# SHORT PROBLEM:
Copy each line that holds "items".

━━━━━ DATA RECORDS

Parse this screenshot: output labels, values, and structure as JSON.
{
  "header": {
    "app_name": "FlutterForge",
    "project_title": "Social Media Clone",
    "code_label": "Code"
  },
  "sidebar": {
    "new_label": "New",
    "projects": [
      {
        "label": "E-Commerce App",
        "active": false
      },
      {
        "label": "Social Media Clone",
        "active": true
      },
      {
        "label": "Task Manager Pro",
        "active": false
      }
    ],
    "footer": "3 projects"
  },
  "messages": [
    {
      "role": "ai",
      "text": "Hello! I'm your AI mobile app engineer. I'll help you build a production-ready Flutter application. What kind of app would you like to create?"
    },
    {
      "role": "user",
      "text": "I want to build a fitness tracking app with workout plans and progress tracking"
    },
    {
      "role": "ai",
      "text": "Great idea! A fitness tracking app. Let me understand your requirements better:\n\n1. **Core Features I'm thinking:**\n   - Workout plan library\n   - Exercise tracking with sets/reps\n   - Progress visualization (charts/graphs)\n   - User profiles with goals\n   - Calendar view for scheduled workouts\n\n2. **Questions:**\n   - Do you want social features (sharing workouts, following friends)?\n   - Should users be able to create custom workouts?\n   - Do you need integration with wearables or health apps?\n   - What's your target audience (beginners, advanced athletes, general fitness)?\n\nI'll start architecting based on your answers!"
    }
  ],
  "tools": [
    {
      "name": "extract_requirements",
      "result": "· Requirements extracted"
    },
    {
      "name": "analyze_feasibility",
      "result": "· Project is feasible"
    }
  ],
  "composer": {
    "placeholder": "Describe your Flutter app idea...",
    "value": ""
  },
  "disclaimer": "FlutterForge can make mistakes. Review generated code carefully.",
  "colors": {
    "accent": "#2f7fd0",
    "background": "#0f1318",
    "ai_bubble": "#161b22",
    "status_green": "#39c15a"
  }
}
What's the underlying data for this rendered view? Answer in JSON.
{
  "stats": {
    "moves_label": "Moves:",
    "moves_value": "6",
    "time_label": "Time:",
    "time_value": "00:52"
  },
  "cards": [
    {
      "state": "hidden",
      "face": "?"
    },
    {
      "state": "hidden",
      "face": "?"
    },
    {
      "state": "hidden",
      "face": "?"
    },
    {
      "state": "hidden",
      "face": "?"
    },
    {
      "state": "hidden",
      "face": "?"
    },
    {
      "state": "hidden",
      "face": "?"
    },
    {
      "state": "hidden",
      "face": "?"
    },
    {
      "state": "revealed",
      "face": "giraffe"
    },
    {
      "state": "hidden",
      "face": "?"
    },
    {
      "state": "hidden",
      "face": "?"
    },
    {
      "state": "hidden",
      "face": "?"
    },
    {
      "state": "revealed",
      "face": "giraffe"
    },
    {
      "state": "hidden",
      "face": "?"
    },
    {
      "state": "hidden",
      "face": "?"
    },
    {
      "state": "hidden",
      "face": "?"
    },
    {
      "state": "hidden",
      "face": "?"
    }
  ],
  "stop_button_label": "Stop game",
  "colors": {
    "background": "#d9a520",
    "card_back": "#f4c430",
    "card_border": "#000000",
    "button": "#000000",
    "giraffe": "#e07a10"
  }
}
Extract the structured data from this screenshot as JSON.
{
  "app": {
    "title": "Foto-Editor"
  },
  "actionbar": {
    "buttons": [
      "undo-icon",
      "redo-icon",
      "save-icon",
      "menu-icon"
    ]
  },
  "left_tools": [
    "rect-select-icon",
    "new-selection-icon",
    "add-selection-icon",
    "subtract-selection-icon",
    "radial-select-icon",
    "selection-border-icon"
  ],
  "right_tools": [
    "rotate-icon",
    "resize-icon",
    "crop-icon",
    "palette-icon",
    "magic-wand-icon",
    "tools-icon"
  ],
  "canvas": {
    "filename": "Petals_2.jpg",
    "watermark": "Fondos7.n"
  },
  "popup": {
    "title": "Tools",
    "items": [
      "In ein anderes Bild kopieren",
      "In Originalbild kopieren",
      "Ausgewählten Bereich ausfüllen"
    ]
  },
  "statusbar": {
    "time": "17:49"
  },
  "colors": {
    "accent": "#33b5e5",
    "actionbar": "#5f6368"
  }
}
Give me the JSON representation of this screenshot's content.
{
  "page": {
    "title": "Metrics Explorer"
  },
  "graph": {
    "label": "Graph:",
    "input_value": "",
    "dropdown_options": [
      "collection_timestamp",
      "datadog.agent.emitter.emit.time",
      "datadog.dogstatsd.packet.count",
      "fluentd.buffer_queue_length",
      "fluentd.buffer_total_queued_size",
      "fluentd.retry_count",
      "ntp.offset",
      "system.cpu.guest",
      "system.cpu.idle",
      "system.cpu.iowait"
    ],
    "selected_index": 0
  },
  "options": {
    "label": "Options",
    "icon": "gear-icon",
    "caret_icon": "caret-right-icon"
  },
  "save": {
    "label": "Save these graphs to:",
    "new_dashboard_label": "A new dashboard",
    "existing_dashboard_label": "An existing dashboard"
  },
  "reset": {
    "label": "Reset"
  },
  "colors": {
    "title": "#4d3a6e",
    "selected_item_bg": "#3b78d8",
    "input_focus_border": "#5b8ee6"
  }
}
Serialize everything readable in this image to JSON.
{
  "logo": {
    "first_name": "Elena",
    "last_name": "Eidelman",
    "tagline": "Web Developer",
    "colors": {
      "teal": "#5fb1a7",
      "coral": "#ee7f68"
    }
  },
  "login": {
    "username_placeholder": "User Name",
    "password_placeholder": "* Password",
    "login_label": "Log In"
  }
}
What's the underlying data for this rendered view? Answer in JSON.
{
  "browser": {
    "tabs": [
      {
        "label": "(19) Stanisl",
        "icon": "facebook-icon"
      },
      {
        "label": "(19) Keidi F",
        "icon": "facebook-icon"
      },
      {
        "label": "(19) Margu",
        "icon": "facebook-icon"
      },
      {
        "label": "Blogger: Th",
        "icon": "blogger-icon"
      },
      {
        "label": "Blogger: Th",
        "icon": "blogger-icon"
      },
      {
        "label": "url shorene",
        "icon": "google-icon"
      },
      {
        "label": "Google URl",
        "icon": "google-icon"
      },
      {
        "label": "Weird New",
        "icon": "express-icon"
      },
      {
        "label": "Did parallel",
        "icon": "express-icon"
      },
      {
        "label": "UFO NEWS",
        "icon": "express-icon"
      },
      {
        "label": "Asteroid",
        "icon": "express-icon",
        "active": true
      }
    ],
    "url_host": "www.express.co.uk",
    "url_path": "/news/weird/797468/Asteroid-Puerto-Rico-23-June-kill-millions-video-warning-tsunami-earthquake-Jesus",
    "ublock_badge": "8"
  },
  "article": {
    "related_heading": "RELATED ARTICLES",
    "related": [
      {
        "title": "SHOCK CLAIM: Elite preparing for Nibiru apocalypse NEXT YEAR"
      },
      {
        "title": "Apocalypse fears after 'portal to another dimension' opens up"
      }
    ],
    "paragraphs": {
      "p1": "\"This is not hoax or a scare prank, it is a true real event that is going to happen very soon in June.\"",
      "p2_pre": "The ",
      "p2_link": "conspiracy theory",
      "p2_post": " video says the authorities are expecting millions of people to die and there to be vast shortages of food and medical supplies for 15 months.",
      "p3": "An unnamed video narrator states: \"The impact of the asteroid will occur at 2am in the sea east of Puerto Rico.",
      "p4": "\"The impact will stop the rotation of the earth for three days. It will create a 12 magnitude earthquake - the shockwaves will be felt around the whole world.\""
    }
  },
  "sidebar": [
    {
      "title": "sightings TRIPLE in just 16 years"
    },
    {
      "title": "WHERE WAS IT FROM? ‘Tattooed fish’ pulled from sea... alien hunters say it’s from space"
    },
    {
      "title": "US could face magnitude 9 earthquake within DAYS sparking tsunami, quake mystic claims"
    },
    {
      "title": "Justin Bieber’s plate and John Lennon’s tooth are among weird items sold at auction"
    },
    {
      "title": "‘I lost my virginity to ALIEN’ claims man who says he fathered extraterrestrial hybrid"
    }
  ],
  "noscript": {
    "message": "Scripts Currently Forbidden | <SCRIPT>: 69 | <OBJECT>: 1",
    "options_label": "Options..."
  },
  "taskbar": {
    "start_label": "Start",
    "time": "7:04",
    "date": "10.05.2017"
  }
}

━━━━━━━━━━

# EXERCISE OUTPUT:
    "items": [
      "title": "Justin Bieber’s plate and John Lennon’s tooth are among weird items sold at auction"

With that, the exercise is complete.